Begin Records for the exercise
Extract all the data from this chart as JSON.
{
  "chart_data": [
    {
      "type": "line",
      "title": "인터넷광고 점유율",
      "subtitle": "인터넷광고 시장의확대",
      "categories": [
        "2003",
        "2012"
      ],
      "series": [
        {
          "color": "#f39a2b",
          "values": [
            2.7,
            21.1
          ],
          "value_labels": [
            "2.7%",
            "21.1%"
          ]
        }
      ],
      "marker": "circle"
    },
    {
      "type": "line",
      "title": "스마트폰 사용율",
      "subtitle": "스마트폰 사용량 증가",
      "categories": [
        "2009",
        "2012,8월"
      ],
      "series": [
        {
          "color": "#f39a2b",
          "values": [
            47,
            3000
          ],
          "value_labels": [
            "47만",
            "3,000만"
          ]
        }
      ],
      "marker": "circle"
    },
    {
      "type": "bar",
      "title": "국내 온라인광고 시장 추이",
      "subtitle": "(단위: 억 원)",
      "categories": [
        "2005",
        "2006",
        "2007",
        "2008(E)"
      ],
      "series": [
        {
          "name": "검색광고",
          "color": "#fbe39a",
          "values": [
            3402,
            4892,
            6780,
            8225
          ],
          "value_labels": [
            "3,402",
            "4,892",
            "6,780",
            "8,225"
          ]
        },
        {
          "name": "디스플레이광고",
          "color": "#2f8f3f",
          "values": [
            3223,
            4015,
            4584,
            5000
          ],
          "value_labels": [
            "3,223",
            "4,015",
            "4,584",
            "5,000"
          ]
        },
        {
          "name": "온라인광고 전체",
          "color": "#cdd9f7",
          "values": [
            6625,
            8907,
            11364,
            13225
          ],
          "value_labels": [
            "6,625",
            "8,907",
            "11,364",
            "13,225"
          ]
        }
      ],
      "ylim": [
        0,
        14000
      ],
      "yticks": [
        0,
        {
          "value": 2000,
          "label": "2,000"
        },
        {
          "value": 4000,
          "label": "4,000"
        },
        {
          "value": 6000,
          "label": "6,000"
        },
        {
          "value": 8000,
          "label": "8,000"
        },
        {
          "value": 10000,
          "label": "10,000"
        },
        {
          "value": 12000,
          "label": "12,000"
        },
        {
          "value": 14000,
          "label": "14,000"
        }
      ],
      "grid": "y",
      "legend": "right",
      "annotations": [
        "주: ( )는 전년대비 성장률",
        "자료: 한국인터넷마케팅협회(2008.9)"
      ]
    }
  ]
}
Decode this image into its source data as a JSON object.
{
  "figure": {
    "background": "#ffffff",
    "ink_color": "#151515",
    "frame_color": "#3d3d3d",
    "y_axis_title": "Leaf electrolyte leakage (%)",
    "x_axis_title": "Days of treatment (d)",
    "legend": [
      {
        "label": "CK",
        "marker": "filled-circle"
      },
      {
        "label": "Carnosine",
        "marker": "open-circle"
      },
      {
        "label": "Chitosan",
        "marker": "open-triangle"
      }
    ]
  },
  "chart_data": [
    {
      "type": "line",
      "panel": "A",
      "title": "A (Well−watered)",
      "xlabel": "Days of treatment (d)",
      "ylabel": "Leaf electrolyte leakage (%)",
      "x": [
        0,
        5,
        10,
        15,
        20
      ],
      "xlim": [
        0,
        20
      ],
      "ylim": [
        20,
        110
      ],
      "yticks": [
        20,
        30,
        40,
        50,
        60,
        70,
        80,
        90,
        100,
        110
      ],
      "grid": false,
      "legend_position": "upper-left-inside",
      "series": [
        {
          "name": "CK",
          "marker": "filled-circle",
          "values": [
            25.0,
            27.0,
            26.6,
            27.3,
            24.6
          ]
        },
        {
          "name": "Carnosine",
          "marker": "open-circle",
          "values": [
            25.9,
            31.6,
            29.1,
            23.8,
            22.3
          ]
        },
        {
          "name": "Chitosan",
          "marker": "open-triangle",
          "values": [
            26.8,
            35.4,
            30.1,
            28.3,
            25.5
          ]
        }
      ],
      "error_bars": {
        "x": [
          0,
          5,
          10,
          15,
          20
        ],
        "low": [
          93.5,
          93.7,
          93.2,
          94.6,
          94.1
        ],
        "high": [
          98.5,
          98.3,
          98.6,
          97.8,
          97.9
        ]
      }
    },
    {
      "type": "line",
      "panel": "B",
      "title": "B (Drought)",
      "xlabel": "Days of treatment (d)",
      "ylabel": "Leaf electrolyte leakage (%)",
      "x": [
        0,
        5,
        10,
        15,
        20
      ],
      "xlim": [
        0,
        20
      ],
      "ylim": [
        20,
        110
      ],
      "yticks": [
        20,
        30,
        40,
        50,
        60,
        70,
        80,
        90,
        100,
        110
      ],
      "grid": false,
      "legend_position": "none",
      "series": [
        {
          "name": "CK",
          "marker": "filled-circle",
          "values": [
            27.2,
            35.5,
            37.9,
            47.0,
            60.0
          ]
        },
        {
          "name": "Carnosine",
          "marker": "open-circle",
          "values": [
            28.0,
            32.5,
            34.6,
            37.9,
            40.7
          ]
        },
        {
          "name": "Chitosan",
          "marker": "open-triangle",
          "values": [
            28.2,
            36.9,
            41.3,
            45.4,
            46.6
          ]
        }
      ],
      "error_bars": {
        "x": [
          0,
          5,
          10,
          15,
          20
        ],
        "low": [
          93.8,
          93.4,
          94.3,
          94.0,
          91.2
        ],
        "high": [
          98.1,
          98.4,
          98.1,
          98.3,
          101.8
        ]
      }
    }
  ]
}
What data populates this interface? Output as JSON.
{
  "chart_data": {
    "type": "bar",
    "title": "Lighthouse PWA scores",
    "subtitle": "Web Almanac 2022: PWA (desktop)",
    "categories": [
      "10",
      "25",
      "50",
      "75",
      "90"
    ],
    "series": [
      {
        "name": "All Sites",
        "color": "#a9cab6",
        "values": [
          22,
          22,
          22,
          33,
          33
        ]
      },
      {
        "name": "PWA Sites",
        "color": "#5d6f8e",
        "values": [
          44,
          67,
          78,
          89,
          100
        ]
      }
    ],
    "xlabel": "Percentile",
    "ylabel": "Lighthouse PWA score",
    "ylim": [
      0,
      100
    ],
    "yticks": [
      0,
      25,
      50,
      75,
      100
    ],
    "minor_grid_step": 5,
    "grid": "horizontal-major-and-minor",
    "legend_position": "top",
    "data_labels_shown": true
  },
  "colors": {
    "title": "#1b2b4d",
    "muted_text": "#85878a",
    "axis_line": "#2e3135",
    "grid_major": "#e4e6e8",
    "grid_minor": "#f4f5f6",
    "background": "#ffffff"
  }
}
End Records for the exercise
- [Directions] Exactly reproduce every line of the records.

- [Output below]
Extract all the data from this chart as JSON.
{
  "chart_data": [
    {
      "type": "line",
      "title": "인터넷광고 점유율",
      "subtitle": "인터넷광고 시장의확대",
      "categories": [
        "2003",
        "2012"
      ],
      "series": [
        {
          "color": "#f39a2b",
          "values": [
            2.7,
            21.1
          ],
          "value_labels": [
            "2.7%",
            "21.1%"
          ]
        }
      ],
      "marker": "circle"
    },
    {
      "type": "line",
      "title": "스마트폰 사용율",
      "subtitle": "스마트폰 사용량 증가",
      "categories": [
        "2009",
        "2012,8월"
      ],
      "series": [
        {
          "color": "#f39a2b",
          "values": [
            47,
            3000
          ],
          "value_labels": [
            "47만",
            "3,000만"
          ]
        }
      ],
      "marker": "circle"
    },
    {
      "type": "bar",
      "title": "국내 온라인광고 시장 추이",
      "subtitle": "(단위: 억 원)",
      "categories": [
        "2005",
        "2006",
        "2007",
        "2008(E)"
      ],
      "series": [
        {
          "name": "검색광고",
          "color": "#fbe39a",
          "values": [
            3402,
            4892,
            6780,
            8225
          ],
          "value_labels": [
            "3,402",
            "4,892",
            "6,780",
            "8,225"
          ]
        },
        {
          "name": "디스플레이광고",
          "color": "#2f8f3f",
          "values": [
            3223,
            4015,
            4584,
            5000
          ],
          "value_labels": [
            "3,223",
            "4,015",
            "4,584",
            "5,000"
          ]
        },
        {
          "name": "온라인광고 전체",
          "color": "#cdd9f7",
          "values": [
            6625,
            8907,
            11364,
            13225
          ],
          "value_labels": [
            "6,625",
            "8,907",
            "11,364",
            "13,225"
          ]
        }
      ],
      "ylim": [
        0,
        14000
      ],
      "yticks": [
        0,
        {
          "value": 2000,
          "label": "2,000"
        },
        {
          "value": 4000,
          "label": "4,000"
        },
        {
          "value": 6000,
          "label": "6,000"
        },
        {
          "value": 8000,
          "label": "8,000"
        },
        {
          "value": 10000,
          "label": "10,000"
        },
        {
          "value": 12000,
          "label": "12,000"
        },
        {
          "value": 14000,
          "label": "14,000"
        }
      ],
      "grid": "y",
      "legend": "right",
      "annotations": [
        "주: ( )는 전년대비 성장률",
        "자료: 한국인터넷마케팅협회(2008.9)"
      ]
    }
  ]
}
Decode this image into its source data as a JSON object.
{
  "figure": {
    "background": "#ffffff",
    "ink_color": "#151515",
    "frame_color": "#3d3d3d",
    "y_axis_title": "Leaf electrolyte leakage (%)",
    "x_axis_title": "Days of treatment (d)",
    "legend": [
      {
        "label": "CK",
        "marker": "filled-circle"
      },
      {
        "label": "Carnosine",
        "marker": "open-circle"
      },
      {
        "label": "Chitosan",
        "marker": "open-triangle"
      }
    ]
  },
  "chart_data": [
    {
      "type": "line",
      "panel": "A",
      "title": "A (Well−watered)",
      "xlabel": "Days of treatment (d)",
      "ylabel": "Leaf electrolyte leakage (%)",
      "x": [
        0,
        5,
        10,
        15,
        20
      ],
      "xlim": [
        0,
        20
      ],
      "ylim": [
        20,
        110
      ],
      "yticks": [
        20,
        30,
        40,
        50,
        60,
        70,
        80,
        90,
        100,
        110
      ],
      "grid": false,
      "legend_position": "upper-left-inside",
      "series": [
        {
          "name": "CK",
          "marker": "filled-circle",
          "values": [
            25.0,
            27.0,
            26.6,
            27.3,
            24.6
          ]
        },
        {
          "name": "Carnosine",
          "marker": "open-circle",
          "values": [
            25.9,
            31.6,
            29.1,
            23.8,
            22.3
          ]
        },
        {
          "name": "Chitosan",
          "marker": "open-triangle",
          "values": [
            26.8,
            35.4,
            30.1,
            28.3,
            25.5
          ]
        }
      ],
      "error_bars": {
        "x": [
          0,
          5,
          10,
          15,
          20
        ],
        "low": [
          93.5,
          93.7,
          93.2,
          94.6,
          94.1
        ],
        "high": [
          98.5,
          98.3,
          98.6,
          97.8,
          97.9
        ]
      }
    },
    {
      "type": "line",
      "panel": "B",
      "title": "B (Drought)",
      "xlabel": "Days of treatment (d)",
      "ylabel": "Leaf electrolyte leakage (%)",
      "x": [
        0,
        5,
        10,
        15,
        20
      ],
      "xlim": [
        0,
        20
      ],
      "ylim": [
        20,
        110
      ],
      "yticks": [
        20,
        30,
        40,
        50,
        60,
        70,
        80,
        90,
        100,
        110
      ],
      "grid": false,
      "legend_position": "none",
      "series": [
        {
          "name": "CK",
          "marker": "filled-circle",
          "values": [
            27.2,
            35.5,
            37.9,
            47.0,
            60.0
          ]
        },
        {
          "name": "Carnosine",
          "marker": "open-circle",
          "values": [
            28.0,
            32.5,
            34.6,
            37.9,
            40.7
          ]
        },
        {
          "name": "Chitosan",
          "marker": "open-triangle",
          "values": [
            28.2,
            36.9,
            41.3,
            45.4,
            46.6
          ]
        }
      ],
      "error_bars": {
        "x": [
          0,
          5,
          10,
          15,
          20
        ],
        "low": [
          93.8,
          93.4,
          94.3,
          94.0,
          91.2
        ],
        "high": [
          98.1,
          98.4,
          98.1,
          98.3,
          101.8
        ]
      }
    }
  ]
}
What data populates this interface? Output as JSON.
{
  "chart_data": {
    "type": "bar",
    "title": "Lighthouse PWA scores",
    "subtitle": "Web Almanac 2022: PWA (desktop)",
    "categories": [
      "10",
      "25",
      "50",
      "75",
      "90"
    ],
    "series": [
      {
        "name": "All Sites",
        "color": "#a9cab6",
        "values": [
          22,
          22,
          22,
          33,
          33
        ]
      },
      {
        "name": "PWA Sites",
        "color": "#5d6f8e",
        "values": [
          44,
          67,
          78,
          89,
          100
        ]
      }
    ],
    "xlabel": "Percentile",
    "ylabel": "Lighthouse PWA score",
    "ylim": [
      0,
      100
    ],
    "yticks": [
      0,
      25,
      50,
      75,
      100
    ],
    "minor_grid_step": 5,
    "grid": "horizontal-major-and-minor",
    "legend_position": "top",
    "data_labels_shown": true
  },
  "colors": {
    "title": "#1b2b4d",
    "muted_text": "#85878a",
    "axis_line": "#2e3135",
    "grid_major": "#e4e6e8",
    "grid_minor": "#f4f5f6",
    "background": "#ffffff"
  }
}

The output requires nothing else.